Data entries for graphics:
━━━━
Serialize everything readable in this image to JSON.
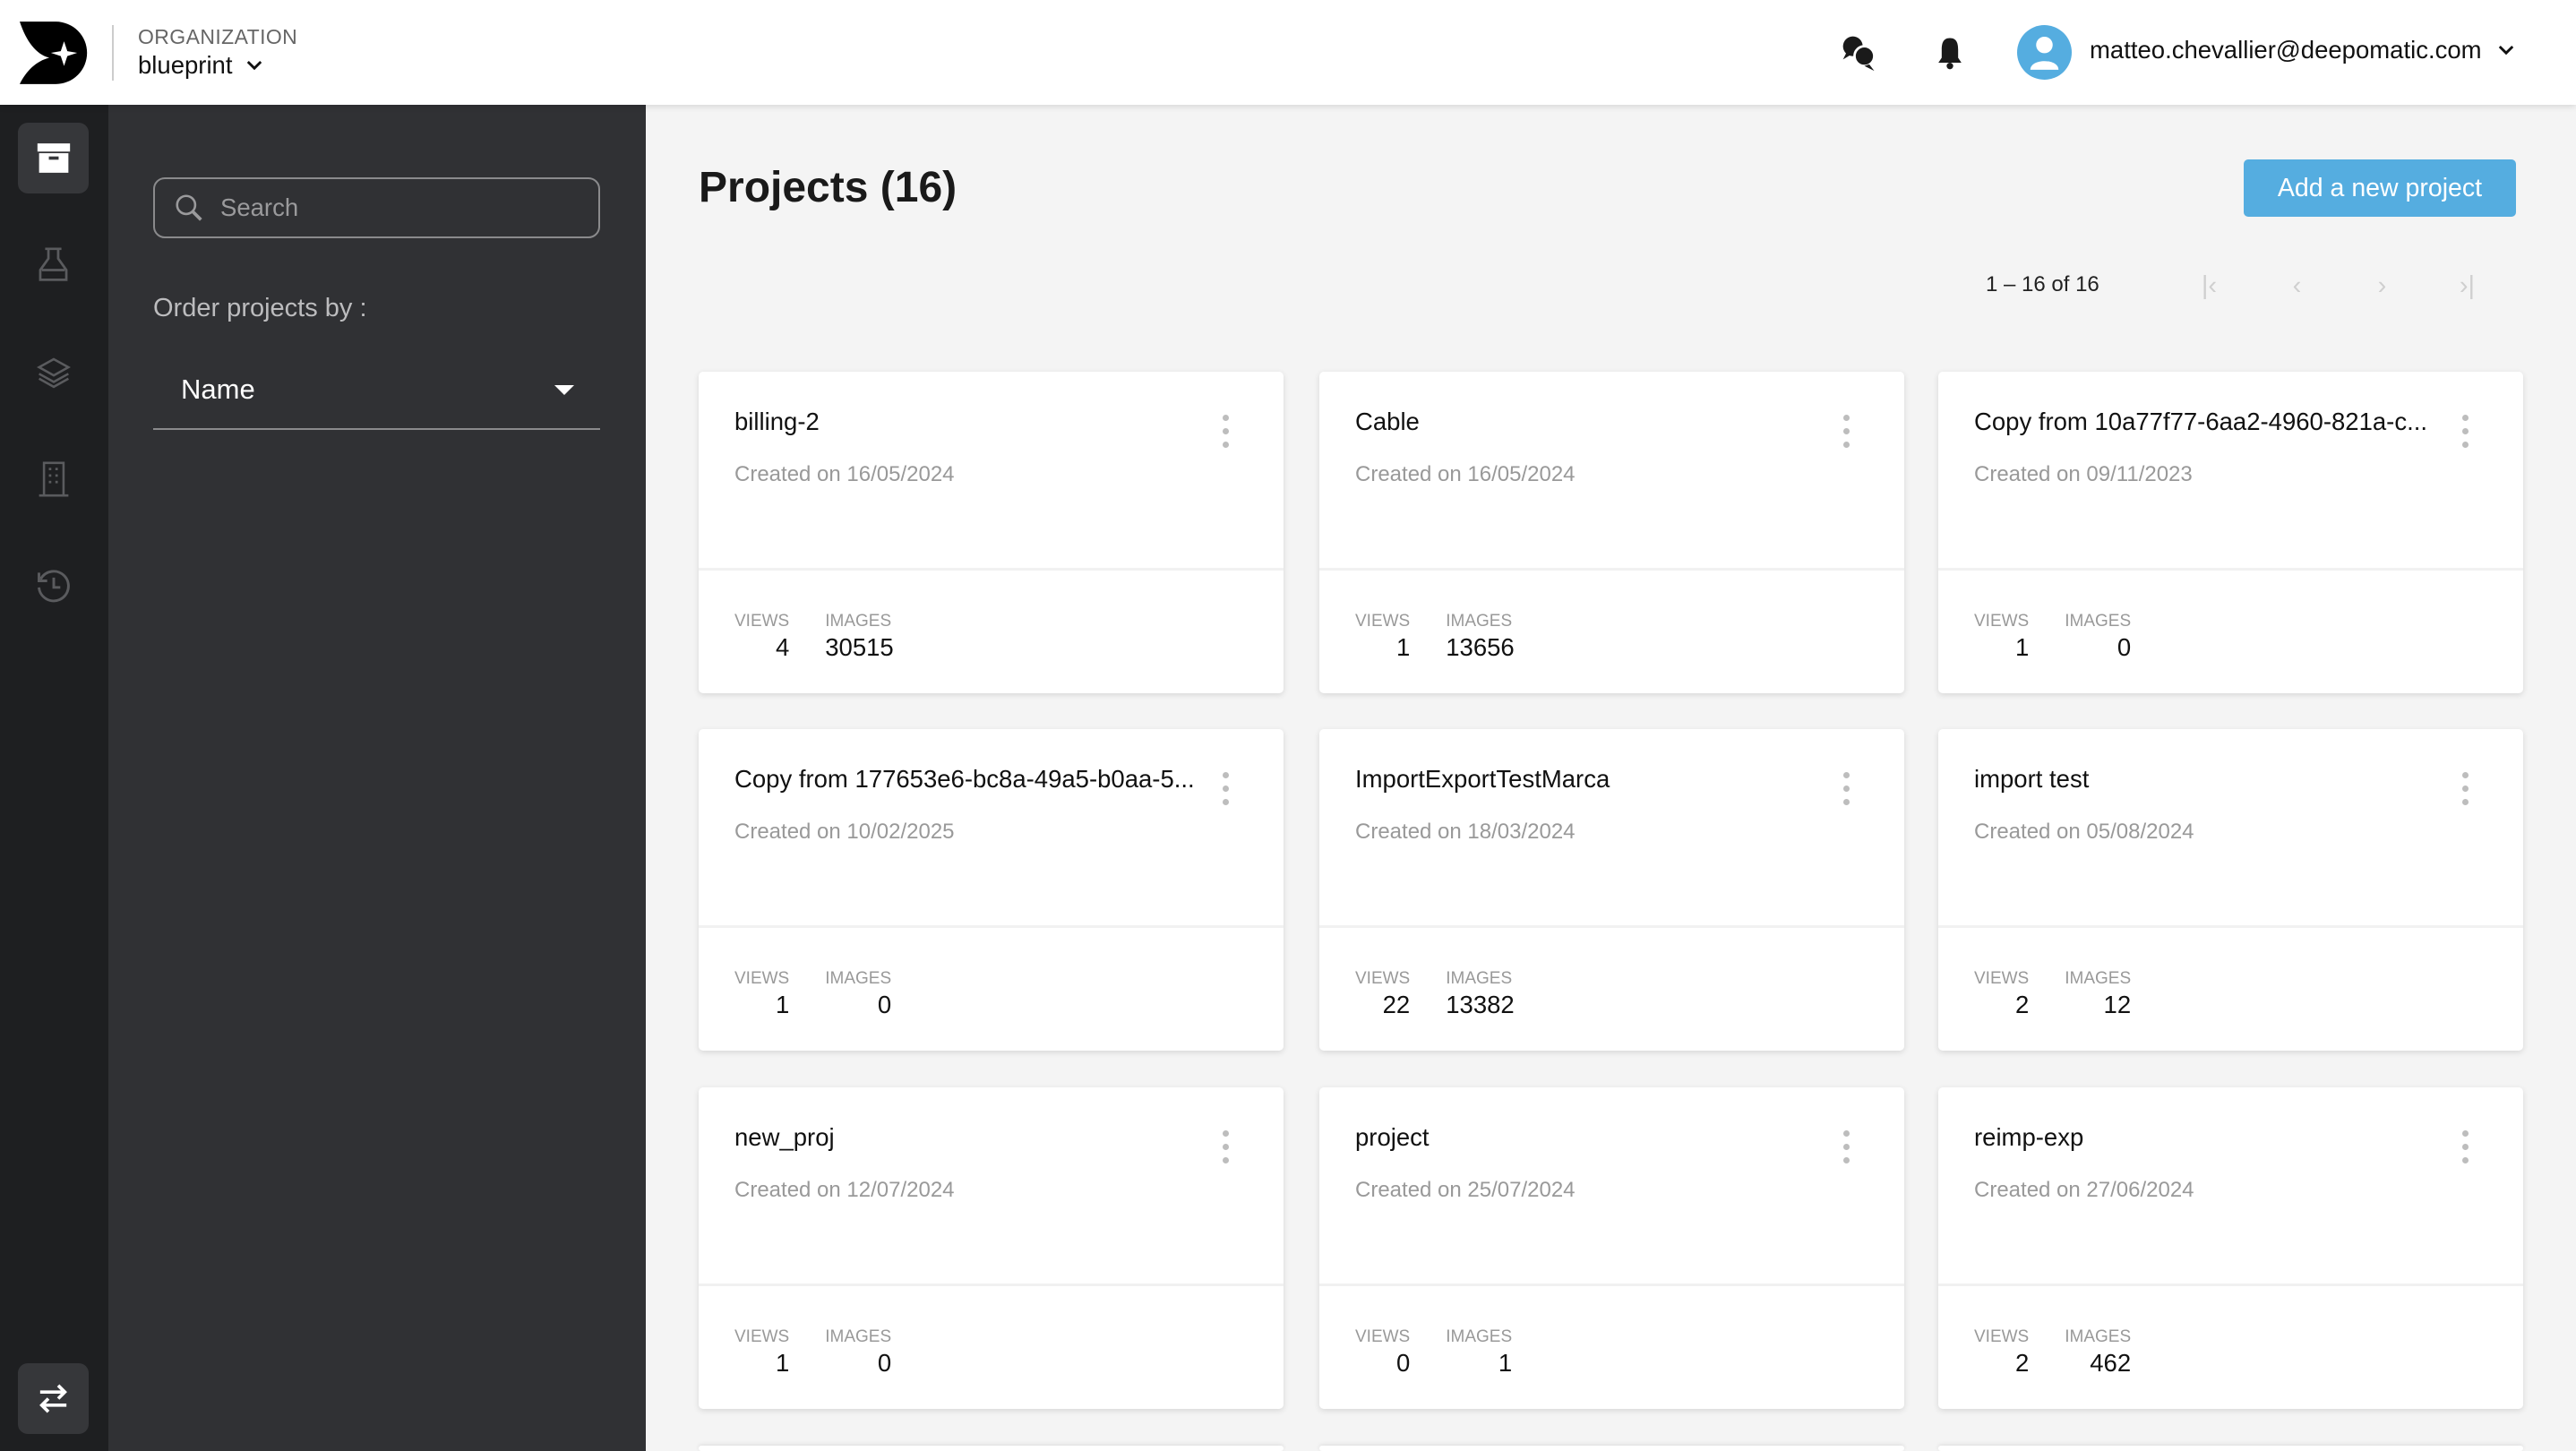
{
  "header": {
    "org_label": "ORGANIZATION",
    "org_name": "blueprint",
    "user_email": "matteo.chevallier@deepomatic.com",
    "icons": [
      "chat-icon",
      "bell-icon",
      "user-avatar-icon"
    ]
  },
  "rail": {
    "items": [
      "projects-box-icon",
      "flask-icon",
      "layers-icon",
      "building-icon",
      "history-icon"
    ],
    "bottom": "swap-arrows-icon"
  },
  "panel": {
    "search_placeholder": "Search",
    "order_label": "Order projects by :",
    "order_value": "Name"
  },
  "main": {
    "title": "Projects (16)",
    "add_button": "Add a new project",
    "pagination": "1 – 16 of 16",
    "accent": "#55ade0",
    "views_label": "VIEWS",
    "images_label": "IMAGES",
    "projects": [
      {
        "name": "billing-2",
        "date": "Created on 16/05/2024",
        "views": "4",
        "images": "30515"
      },
      {
        "name": "Cable",
        "date": "Created on 16/05/2024",
        "views": "1",
        "images": "13656"
      },
      {
        "name": "Copy from 10a77f77-6aa2-4960-821a-c...",
        "date": "Created on 09/11/2023",
        "views": "1",
        "images": "0"
      },
      {
        "name": "Copy from 177653e6-bc8a-49a5-b0aa-5...",
        "date": "Created on 10/02/2025",
        "views": "1",
        "images": "0"
      },
      {
        "name": "ImportExportTestMarca",
        "date": "Created on 18/03/2024",
        "views": "22",
        "images": "13382"
      },
      {
        "name": "import test",
        "date": "Created on 05/08/2024",
        "views": "2",
        "images": "12"
      },
      {
        "name": "new_proj",
        "date": "Created on 12/07/2024",
        "views": "1",
        "images": "0"
      },
      {
        "name": "project",
        "date": "Created on 25/07/2024",
        "views": "0",
        "images": "1"
      },
      {
        "name": "reimp-exp",
        "date": "Created on 27/06/2024",
        "views": "2",
        "images": "462"
      }
    ]
  }
}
━━━━
= Task to complete =
Your copy should hold every record word for word and none of the pictures.

= Result of the exercise =
Serialize everything readable in this image to JSON.
{
  "header": {
    "org_label": "ORGANIZATION",
    "org_name": "blueprint",
    "user_email": "matteo.chevallier@deepomatic.com",
    "icons": [
      "chat-icon",
      "bell-icon",
      "user-avatar-icon"
    ]
  },
  "rail": {
    "items": [
      "projects-box-icon",
      "flask-icon",
      "layers-icon",
      "building-icon",
      "history-icon"
    ],
    "bottom": "swap-arrows-icon"
  },
  "panel": {
    "search_placeholder": "Search",
    "order_label": "Order projects by :",
    "order_value": "Name"
  },
  "main": {
    "title": "Projects (16)",
    "add_button": "Add a new project",
    "pagination": "1 – 16 of 16",
    "accent": "#55ade0",
    "views_label": "VIEWS",
    "images_label": "IMAGES",
    "projects": [
      {
        "name": "billing-2",
        "date": "Created on 16/05/2024",
        "views": "4",
        "images": "30515"
      },
      {
        "name": "Cable",
        "date": "Created on 16/05/2024",
        "views": "1",
        "images": "13656"
      },
      {
        "name": "Copy from 10a77f77-6aa2-4960-821a-c...",
        "date": "Created on 09/11/2023",
        "views": "1",
        "images": "0"
      },
      {
        "name": "Copy from 177653e6-bc8a-49a5-b0aa-5...",
        "date": "Created on 10/02/2025",
        "views": "1",
        "images": "0"
      },
      {
        "name": "ImportExportTestMarca",
        "date": "Created on 18/03/2024",
        "views": "22",
        "images": "13382"
      },
      {
        "name": "import test",
        "date": "Created on 05/08/2024",
        "views": "2",
        "images": "12"
      },
      {
        "name": "new_proj",
        "date": "Created on 12/07/2024",
        "views": "1",
        "images": "0"
      },
      {
        "name": "project",
        "date": "Created on 25/07/2024",
        "views": "0",
        "images": "1"
      },
      {
        "name": "reimp-exp",
        "date": "Created on 27/06/2024",
        "views": "2",
        "images": "462"
      }
    ]
  }
}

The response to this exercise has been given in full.